**MATERIAL PROVIDED:**
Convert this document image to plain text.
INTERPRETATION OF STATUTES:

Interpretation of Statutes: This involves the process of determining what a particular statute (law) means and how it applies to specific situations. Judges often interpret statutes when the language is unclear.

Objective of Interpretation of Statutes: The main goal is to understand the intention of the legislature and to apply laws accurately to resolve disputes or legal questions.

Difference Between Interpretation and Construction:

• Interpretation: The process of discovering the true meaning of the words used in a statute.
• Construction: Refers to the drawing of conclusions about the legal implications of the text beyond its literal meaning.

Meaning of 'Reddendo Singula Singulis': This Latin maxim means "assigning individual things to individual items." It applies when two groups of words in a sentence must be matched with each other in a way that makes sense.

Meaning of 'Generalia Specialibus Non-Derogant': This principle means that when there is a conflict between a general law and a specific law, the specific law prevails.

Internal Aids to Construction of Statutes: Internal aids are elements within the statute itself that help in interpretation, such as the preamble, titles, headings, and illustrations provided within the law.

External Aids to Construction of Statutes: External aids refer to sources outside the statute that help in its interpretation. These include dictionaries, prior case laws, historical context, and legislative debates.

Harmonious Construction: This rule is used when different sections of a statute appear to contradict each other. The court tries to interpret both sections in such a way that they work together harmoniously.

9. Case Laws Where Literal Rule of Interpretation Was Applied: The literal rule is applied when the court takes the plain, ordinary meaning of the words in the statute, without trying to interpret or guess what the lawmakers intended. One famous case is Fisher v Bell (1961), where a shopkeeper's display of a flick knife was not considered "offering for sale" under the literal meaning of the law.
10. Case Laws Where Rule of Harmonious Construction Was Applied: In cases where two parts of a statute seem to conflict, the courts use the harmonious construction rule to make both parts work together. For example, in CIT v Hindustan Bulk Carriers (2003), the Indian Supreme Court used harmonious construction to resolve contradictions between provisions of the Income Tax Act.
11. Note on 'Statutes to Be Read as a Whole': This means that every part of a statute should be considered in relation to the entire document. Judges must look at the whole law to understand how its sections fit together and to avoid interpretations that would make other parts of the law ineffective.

**INSTRUCTION:** Your task is to transcribe the material exactly.

**REPLY:**
Convert this document image to plain text.
INTERPRETATION OF STATUTES:

Interpretation of Statutes: This involves the process of determining what a particular statute (law) means and how it applies to specific situations. Judges often interpret statutes when the language is unclear.

Objective of Interpretation of Statutes: The main goal is to understand the intention of the legislature and to apply laws accurately to resolve disputes or legal questions.

Difference Between Interpretation and Construction:

• Interpretation: The process of discovering the true meaning of the words used in a statute.
• Construction: Refers to the drawing of conclusions about the legal implications of the text beyond its literal meaning.

Meaning of 'Reddendo Singula Singulis': This Latin maxim means "assigning individual things to individual items." It applies when two groups of words in a sentence must be matched with each other in a way that makes sense.

Meaning of 'Generalia Specialibus Non-Derogant': This principle means that when there is a conflict between a general law and a specific law, the specific law prevails.

Internal Aids to Construction of Statutes: Internal aids are elements within the statute itself that help in interpretation, such as the preamble, titles, headings, and illustrations provided within the law.

External Aids to Construction of Statutes: External aids refer to sources outside the statute that help in its interpretation. These include dictionaries, prior case laws, historical context, and legislative debates.

Harmonious Construction: This rule is used when different sections of a statute appear to contradict each other. The court tries to interpret both sections in such a way that they work together harmoniously.

9. Case Laws Where Literal Rule of Interpretation Was Applied: The literal rule is applied when the court takes the plain, ordinary meaning of the words in the statute, without trying to interpret or guess what the lawmakers intended. One famous case is Fisher v Bell (1961), where a shopkeeper's display of a flick knife was not considered "offering for sale" under the literal meaning of the law.
10. Case Laws Where Rule of Harmonious Construction Was Applied: In cases where two parts of a statute seem to conflict, the courts use the harmonious construction rule to make both parts work together. For example, in CIT v Hindustan Bulk Carriers (2003), the Indian Supreme Court used harmonious construction to resolve contradictions between provisions of the Income Tax Act.
11. Note on 'Statutes to Be Read as a Whole': This means that every part of a statute should be considered in relation to the entire document. Judges must look at the whole law to understand how its sections fit together and to avoid interpretations that would make other parts of the law ineffective.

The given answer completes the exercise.